▸ **SHORT TASK**
Within the data below, state how many lines contain the string "color". Provide the number only.

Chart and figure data
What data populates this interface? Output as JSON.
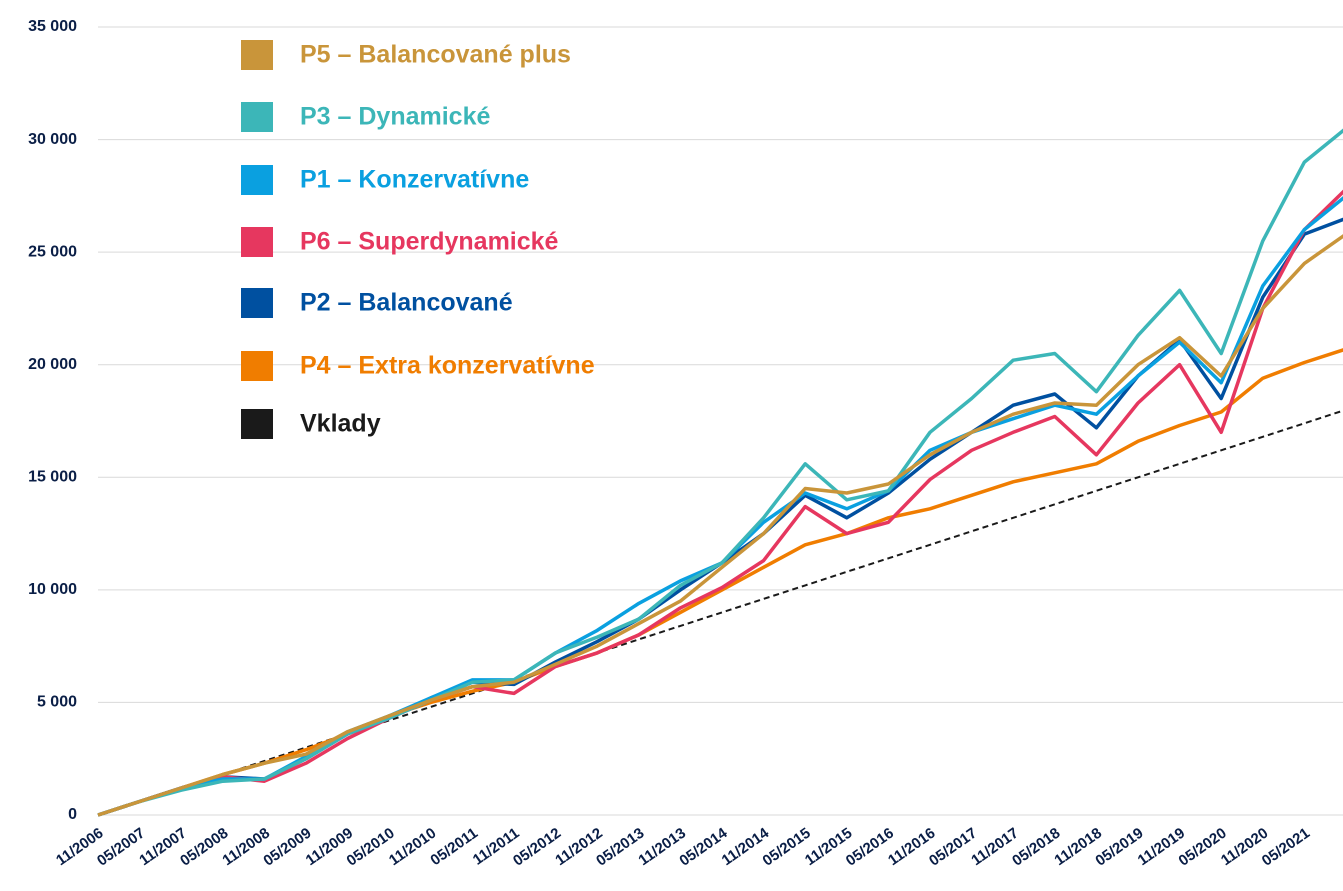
{
  "chart_data": {
    "type": "line",
    "categories": [
      "11/2006",
      "05/2007",
      "11/2007",
      "05/2008",
      "11/2008",
      "05/2009",
      "11/2009",
      "05/2010",
      "11/2010",
      "05/2011",
      "11/2011",
      "05/2012",
      "11/2012",
      "05/2013",
      "11/2013",
      "05/2014",
      "11/2014",
      "05/2015",
      "11/2015",
      "05/2016",
      "11/2016",
      "05/2017",
      "11/2017",
      "05/2018",
      "11/2018",
      "05/2019",
      "11/2019",
      "05/2020",
      "11/2020",
      "05/2021",
      null
    ],
    "series": [
      {
        "name": "P5 – Balancované plus",
        "color": "#c9953a",
        "values": [
          0,
          600,
          1200,
          1800,
          2300,
          2700,
          3700,
          4400,
          5100,
          5700,
          5900,
          6700,
          7500,
          8500,
          9500,
          11000,
          12500,
          14500,
          14300,
          14700,
          16000,
          17000,
          17800,
          18300,
          18200,
          20000,
          21200,
          19500,
          22500,
          24500,
          25800
        ]
      },
      {
        "name": "P3 – Dynamické",
        "color": "#3cb6b8",
        "values": [
          0,
          600,
          1100,
          1500,
          1600,
          2500,
          3600,
          4300,
          5100,
          5900,
          6000,
          7200,
          7900,
          8700,
          10200,
          11200,
          13200,
          15600,
          14000,
          14400,
          17000,
          18500,
          20200,
          20500,
          18800,
          21300,
          23300,
          20500,
          25500,
          29000,
          30500
        ]
      },
      {
        "name": "P1 – Konzervatívne",
        "color": "#0aa0e0",
        "values": [
          0,
          600,
          1200,
          1600,
          1600,
          2600,
          3700,
          4400,
          5200,
          6000,
          6000,
          7200,
          8200,
          9400,
          10400,
          11200,
          13000,
          14300,
          13600,
          14400,
          16200,
          17000,
          17600,
          18200,
          17800,
          19500,
          21000,
          19200,
          23500,
          26000,
          27500
        ]
      },
      {
        "name": "P6 – Superdynamické",
        "color": "#e6375f",
        "values": [
          0,
          600,
          1200,
          1700,
          1500,
          2300,
          3400,
          4300,
          5100,
          5700,
          5400,
          6600,
          7200,
          8000,
          9200,
          10100,
          11300,
          13700,
          12500,
          13000,
          14900,
          16200,
          17000,
          17700,
          16000,
          18300,
          20000,
          17000,
          22500,
          26000,
          27800
        ]
      },
      {
        "name": "P2 – Balancované",
        "color": "#0050a0",
        "values": [
          0,
          600,
          1200,
          1700,
          1600,
          2500,
          3600,
          4300,
          5200,
          5900,
          5800,
          6800,
          7700,
          8700,
          10000,
          11200,
          12500,
          14200,
          13200,
          14300,
          15800,
          17000,
          18200,
          18700,
          17200,
          19500,
          21100,
          18500,
          23000,
          25800,
          26500
        ]
      },
      {
        "name": "P4 – Extra konzervatívne",
        "color": "#f07d00",
        "values": [
          0,
          600,
          1200,
          1800,
          2300,
          2900,
          3600,
          4400,
          5000,
          5500,
          5900,
          6600,
          7200,
          8000,
          9000,
          10000,
          11000,
          12000,
          12500,
          13200,
          13600,
          14200,
          14800,
          15200,
          15600,
          16600,
          17300,
          17900,
          19400,
          20100,
          20700
        ]
      },
      {
        "name": "Vklady",
        "color": "#1a1a1a",
        "dashed": true,
        "values": [
          0,
          600,
          1200,
          1800,
          2400,
          3000,
          3600,
          4200,
          4800,
          5400,
          6000,
          6600,
          7200,
          7800,
          8400,
          9000,
          9600,
          10200,
          10800,
          11400,
          12000,
          12600,
          13200,
          13800,
          14400,
          15000,
          15600,
          16200,
          16800,
          17400,
          18000
        ]
      }
    ],
    "ylim": [
      0,
      35000
    ],
    "yticks": [
      0,
      {
        "value": 5000,
        "label": "5 000"
      },
      {
        "value": 10000,
        "label": "10 000"
      },
      {
        "value": 15000,
        "label": "15 000"
      },
      {
        "value": 20000,
        "label": "20 000"
      },
      {
        "value": 25000,
        "label": "25 000"
      },
      {
        "value": 30000,
        "label": "30 000"
      },
      {
        "value": 35000,
        "label": "35 000"
      }
    ],
    "grid": true
  }
}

▸ **CORRECT RESPONSE**
7